◆ Problem to solve: Extract all lines containing "text".

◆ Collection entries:
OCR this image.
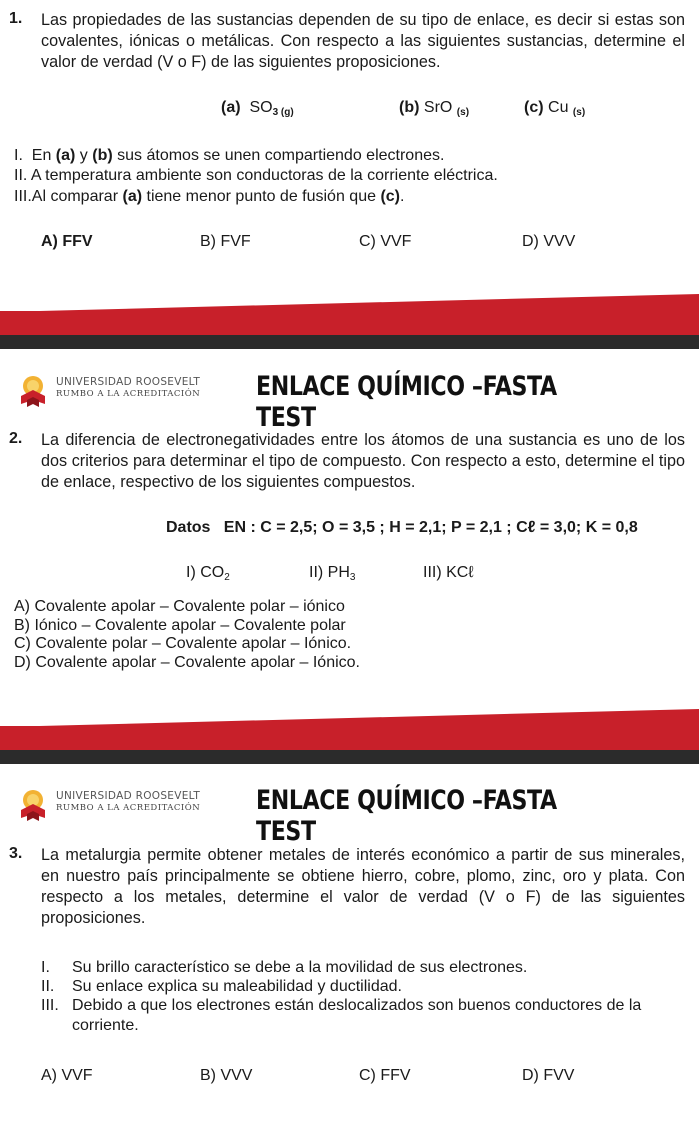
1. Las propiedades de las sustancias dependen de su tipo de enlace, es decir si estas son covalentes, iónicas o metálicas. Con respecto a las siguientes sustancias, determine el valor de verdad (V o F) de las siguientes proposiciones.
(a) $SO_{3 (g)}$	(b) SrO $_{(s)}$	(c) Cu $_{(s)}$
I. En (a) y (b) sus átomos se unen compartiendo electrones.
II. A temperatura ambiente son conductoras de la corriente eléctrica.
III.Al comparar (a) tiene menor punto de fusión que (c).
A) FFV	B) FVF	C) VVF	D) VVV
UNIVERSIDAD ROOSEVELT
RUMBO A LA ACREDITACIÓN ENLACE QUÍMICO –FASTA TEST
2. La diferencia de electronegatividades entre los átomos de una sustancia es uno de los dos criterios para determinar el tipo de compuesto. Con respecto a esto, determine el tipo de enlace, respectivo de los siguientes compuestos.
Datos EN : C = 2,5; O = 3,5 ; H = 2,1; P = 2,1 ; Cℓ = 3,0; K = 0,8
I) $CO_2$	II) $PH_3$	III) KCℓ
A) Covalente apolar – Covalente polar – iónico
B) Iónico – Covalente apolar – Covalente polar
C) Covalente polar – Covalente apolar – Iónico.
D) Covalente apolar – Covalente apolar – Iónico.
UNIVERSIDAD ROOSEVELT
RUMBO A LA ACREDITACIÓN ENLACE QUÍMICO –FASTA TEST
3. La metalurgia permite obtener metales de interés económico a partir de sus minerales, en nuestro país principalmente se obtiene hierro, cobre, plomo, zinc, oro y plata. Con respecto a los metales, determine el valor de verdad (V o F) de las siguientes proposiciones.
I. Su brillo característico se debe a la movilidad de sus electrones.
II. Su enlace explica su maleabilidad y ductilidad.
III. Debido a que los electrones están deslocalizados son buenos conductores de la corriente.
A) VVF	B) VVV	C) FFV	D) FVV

---

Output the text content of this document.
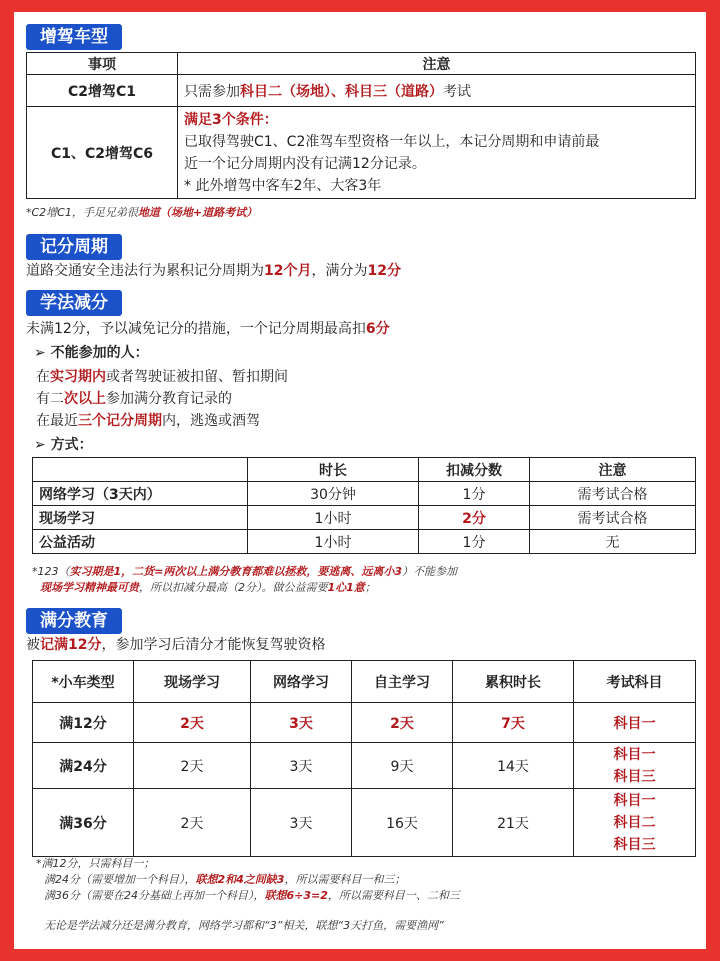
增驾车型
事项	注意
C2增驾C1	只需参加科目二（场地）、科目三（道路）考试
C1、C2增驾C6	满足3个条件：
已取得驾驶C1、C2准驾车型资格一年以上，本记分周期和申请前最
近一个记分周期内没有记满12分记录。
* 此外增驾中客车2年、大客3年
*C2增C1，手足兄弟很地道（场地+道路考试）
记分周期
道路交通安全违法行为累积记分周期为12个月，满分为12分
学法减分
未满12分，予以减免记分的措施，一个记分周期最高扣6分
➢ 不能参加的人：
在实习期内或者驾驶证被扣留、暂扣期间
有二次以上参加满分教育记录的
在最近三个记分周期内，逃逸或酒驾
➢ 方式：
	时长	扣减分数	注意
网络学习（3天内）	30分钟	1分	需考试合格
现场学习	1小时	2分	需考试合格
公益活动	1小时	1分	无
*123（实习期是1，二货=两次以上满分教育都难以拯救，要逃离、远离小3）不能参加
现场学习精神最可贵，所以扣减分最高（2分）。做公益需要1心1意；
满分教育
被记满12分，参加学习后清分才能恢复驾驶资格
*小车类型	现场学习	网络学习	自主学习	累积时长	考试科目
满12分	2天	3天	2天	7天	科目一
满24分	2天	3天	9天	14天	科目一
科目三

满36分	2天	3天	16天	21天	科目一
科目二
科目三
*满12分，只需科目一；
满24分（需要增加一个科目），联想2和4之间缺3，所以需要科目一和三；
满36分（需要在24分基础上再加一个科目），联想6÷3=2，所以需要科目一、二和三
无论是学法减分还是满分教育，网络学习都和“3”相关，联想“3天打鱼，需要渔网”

---

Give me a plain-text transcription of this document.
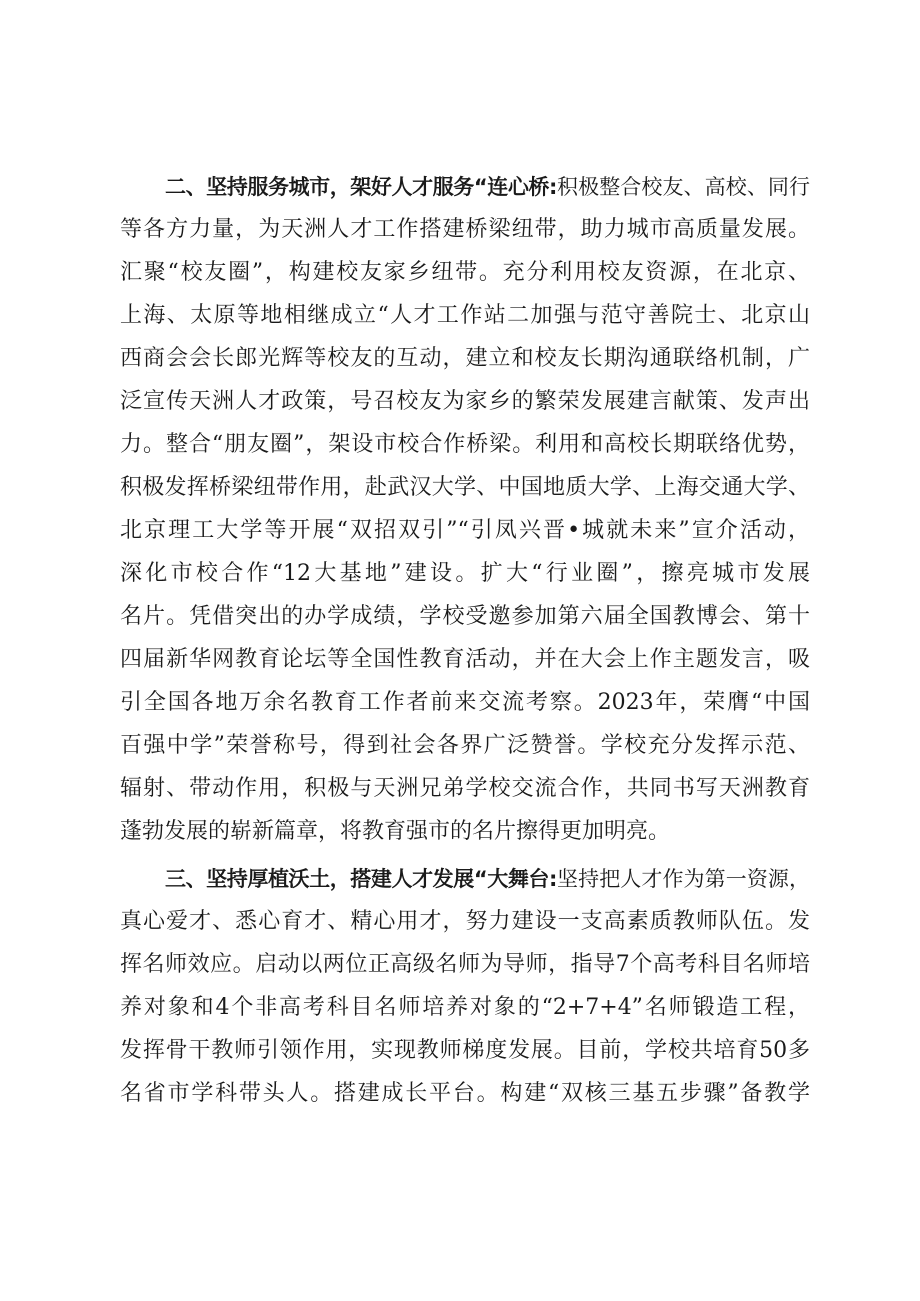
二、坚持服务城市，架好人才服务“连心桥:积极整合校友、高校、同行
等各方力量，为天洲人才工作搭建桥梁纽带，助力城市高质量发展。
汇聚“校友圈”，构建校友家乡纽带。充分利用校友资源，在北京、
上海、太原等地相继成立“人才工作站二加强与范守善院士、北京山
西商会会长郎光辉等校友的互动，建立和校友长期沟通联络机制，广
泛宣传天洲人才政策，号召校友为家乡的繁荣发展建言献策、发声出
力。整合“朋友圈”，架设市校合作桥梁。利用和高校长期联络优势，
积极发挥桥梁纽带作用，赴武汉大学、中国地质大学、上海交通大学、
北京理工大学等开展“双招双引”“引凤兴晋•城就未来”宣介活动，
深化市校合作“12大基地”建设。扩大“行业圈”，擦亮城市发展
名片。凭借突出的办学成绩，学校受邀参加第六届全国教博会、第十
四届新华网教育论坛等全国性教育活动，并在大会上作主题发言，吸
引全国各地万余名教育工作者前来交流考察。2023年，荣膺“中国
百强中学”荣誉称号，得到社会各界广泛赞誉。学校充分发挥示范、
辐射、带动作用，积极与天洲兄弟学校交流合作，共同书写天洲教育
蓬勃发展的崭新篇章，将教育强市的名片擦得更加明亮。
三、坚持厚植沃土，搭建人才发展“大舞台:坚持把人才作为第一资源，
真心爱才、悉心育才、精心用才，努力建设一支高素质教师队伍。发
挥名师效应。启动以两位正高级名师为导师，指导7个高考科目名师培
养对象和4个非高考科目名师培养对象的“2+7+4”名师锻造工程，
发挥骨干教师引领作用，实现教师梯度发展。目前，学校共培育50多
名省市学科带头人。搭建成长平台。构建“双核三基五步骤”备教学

◆ Answer to this exercise:
Output the text content of this document.
Give me a plain-text transcription of this document.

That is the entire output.